[Data records]
--- Begin ---
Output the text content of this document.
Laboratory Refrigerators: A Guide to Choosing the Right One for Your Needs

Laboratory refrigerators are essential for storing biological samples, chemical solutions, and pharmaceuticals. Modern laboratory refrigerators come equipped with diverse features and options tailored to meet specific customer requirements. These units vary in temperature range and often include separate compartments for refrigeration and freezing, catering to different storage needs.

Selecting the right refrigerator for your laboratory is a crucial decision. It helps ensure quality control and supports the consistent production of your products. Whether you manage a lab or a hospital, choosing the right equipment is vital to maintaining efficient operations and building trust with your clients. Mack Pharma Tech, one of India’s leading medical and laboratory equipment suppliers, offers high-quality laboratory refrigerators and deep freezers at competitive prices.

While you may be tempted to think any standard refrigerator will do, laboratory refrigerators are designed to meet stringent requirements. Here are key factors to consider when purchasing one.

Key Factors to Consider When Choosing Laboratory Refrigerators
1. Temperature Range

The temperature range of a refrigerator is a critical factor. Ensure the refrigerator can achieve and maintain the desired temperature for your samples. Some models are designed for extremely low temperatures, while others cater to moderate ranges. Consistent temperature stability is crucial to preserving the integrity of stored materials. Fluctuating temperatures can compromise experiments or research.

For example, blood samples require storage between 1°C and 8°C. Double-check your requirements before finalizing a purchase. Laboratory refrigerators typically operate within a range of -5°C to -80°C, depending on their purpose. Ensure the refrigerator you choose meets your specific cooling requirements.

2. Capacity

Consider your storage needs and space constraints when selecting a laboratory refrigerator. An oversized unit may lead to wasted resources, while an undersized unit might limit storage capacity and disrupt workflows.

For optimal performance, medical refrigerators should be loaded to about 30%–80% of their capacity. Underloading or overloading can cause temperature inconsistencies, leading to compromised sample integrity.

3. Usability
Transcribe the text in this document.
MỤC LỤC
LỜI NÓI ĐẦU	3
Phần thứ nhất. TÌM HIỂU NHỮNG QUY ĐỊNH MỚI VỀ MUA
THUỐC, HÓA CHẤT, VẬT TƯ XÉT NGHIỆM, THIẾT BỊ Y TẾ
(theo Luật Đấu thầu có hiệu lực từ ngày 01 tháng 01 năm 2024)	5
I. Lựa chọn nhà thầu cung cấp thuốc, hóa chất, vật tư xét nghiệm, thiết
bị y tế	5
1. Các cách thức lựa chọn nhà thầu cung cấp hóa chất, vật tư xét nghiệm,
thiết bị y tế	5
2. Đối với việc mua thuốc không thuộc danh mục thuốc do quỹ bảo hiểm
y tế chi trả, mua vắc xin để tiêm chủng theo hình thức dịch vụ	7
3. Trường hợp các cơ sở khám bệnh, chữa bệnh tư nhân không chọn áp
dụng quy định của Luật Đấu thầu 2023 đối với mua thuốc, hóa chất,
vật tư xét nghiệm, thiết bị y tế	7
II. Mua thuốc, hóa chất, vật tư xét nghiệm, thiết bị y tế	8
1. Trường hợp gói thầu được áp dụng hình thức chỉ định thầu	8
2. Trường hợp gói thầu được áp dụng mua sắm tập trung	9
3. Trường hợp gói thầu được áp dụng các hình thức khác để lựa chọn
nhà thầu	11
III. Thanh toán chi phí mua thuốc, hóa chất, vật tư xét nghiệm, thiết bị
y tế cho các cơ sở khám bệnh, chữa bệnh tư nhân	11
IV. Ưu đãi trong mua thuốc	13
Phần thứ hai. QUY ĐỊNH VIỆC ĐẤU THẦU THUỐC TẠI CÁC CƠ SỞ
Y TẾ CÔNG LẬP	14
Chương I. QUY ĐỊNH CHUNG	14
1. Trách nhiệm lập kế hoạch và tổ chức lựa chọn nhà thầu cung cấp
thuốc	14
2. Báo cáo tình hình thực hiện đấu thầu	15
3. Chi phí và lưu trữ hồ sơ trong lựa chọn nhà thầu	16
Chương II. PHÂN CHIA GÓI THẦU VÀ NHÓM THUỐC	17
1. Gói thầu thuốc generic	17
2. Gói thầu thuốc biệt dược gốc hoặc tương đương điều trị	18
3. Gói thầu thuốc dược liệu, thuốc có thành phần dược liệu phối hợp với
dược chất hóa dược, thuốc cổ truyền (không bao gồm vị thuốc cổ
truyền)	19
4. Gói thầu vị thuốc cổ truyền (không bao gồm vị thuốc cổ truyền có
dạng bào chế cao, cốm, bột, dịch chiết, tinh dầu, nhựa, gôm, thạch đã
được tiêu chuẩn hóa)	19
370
--- End ---
All of the entries should be written out again exactly.

Output the text content of this document.
Laboratory Refrigerators: A Guide to Choosing the Right One for Your Needs

Laboratory refrigerators are essential for storing biological samples, chemical solutions, and pharmaceuticals. Modern laboratory refrigerators come equipped with diverse features and options tailored to meet specific customer requirements. These units vary in temperature range and often include separate compartments for refrigeration and freezing, catering to different storage needs.

Selecting the right refrigerator for your laboratory is a crucial decision. It helps ensure quality control and supports the consistent production of your products. Whether you manage a lab or a hospital, choosing the right equipment is vital to maintaining efficient operations and building trust with your clients. Mack Pharma Tech, one of India’s leading medical and laboratory equipment suppliers, offers high-quality laboratory refrigerators and deep freezers at competitive prices.

While you may be tempted to think any standard refrigerator will do, laboratory refrigerators are designed to meet stringent requirements. Here are key factors to consider when purchasing one.

Key Factors to Consider When Choosing Laboratory Refrigerators
1. Temperature Range

The temperature range of a refrigerator is a critical factor. Ensure the refrigerator can achieve and maintain the desired temperature for your samples. Some models are designed for extremely low temperatures, while others cater to moderate ranges. Consistent temperature stability is crucial to preserving the integrity of stored materials. Fluctuating temperatures can compromise experiments or research.

For example, blood samples require storage between 1°C and 8°C. Double-check your requirements before finalizing a purchase. Laboratory refrigerators typically operate within a range of -5°C to -80°C, depending on their purpose. Ensure the refrigerator you choose meets your specific cooling requirements.

2. Capacity

Consider your storage needs and space constraints when selecting a laboratory refrigerator. An oversized unit may lead to wasted resources, while an undersized unit might limit storage capacity and disrupt workflows.

For optimal performance, medical refrigerators should be loaded to about 30%–80% of their capacity. Underloading or overloading can cause temperature inconsistencies, leading to compromised sample integrity.

3. Usability
Transcribe the text in this document.
MỤC LỤC
LỜI NÓI ĐẦU	3
Phần thứ nhất. TÌM HIỂU NHỮNG QUY ĐỊNH MỚI VỀ MUA
THUỐC, HÓA CHẤT, VẬT TƯ XÉT NGHIỆM, THIẾT BỊ Y TẾ
(theo Luật Đấu thầu có hiệu lực từ ngày 01 tháng 01 năm 2024)	5
I. Lựa chọn nhà thầu cung cấp thuốc, hóa chất, vật tư xét nghiệm, thiết
bị y tế	5
1. Các cách thức lựa chọn nhà thầu cung cấp hóa chất, vật tư xét nghiệm,
thiết bị y tế	5
2. Đối với việc mua thuốc không thuộc danh mục thuốc do quỹ bảo hiểm
y tế chi trả, mua vắc xin để tiêm chủng theo hình thức dịch vụ	7
3. Trường hợp các cơ sở khám bệnh, chữa bệnh tư nhân không chọn áp
dụng quy định của Luật Đấu thầu 2023 đối với mua thuốc, hóa chất,
vật tư xét nghiệm, thiết bị y tế	7
II. Mua thuốc, hóa chất, vật tư xét nghiệm, thiết bị y tế	8
1. Trường hợp gói thầu được áp dụng hình thức chỉ định thầu	8
2. Trường hợp gói thầu được áp dụng mua sắm tập trung	9
3. Trường hợp gói thầu được áp dụng các hình thức khác để lựa chọn
nhà thầu	11
III. Thanh toán chi phí mua thuốc, hóa chất, vật tư xét nghiệm, thiết bị
y tế cho các cơ sở khám bệnh, chữa bệnh tư nhân	11
IV. Ưu đãi trong mua thuốc	13
Phần thứ hai. QUY ĐỊNH VIỆC ĐẤU THẦU THUỐC TẠI CÁC CƠ SỞ
Y TẾ CÔNG LẬP	14
Chương I. QUY ĐỊNH CHUNG	14
1. Trách nhiệm lập kế hoạch và tổ chức lựa chọn nhà thầu cung cấp
thuốc	14
2. Báo cáo tình hình thực hiện đấu thầu	15
3. Chi phí và lưu trữ hồ sơ trong lựa chọn nhà thầu	16
Chương II. PHÂN CHIA GÓI THẦU VÀ NHÓM THUỐC	17
1. Gói thầu thuốc generic	17
2. Gói thầu thuốc biệt dược gốc hoặc tương đương điều trị	18
3. Gói thầu thuốc dược liệu, thuốc có thành phần dược liệu phối hợp với
dược chất hóa dược, thuốc cổ truyền (không bao gồm vị thuốc cổ
truyền)	19
4. Gói thầu vị thuốc cổ truyền (không bao gồm vị thuốc cổ truyền có
dạng bào chế cao, cốm, bột, dịch chiết, tinh dầu, nhựa, gôm, thạch đã
được tiêu chuẩn hóa)	19
370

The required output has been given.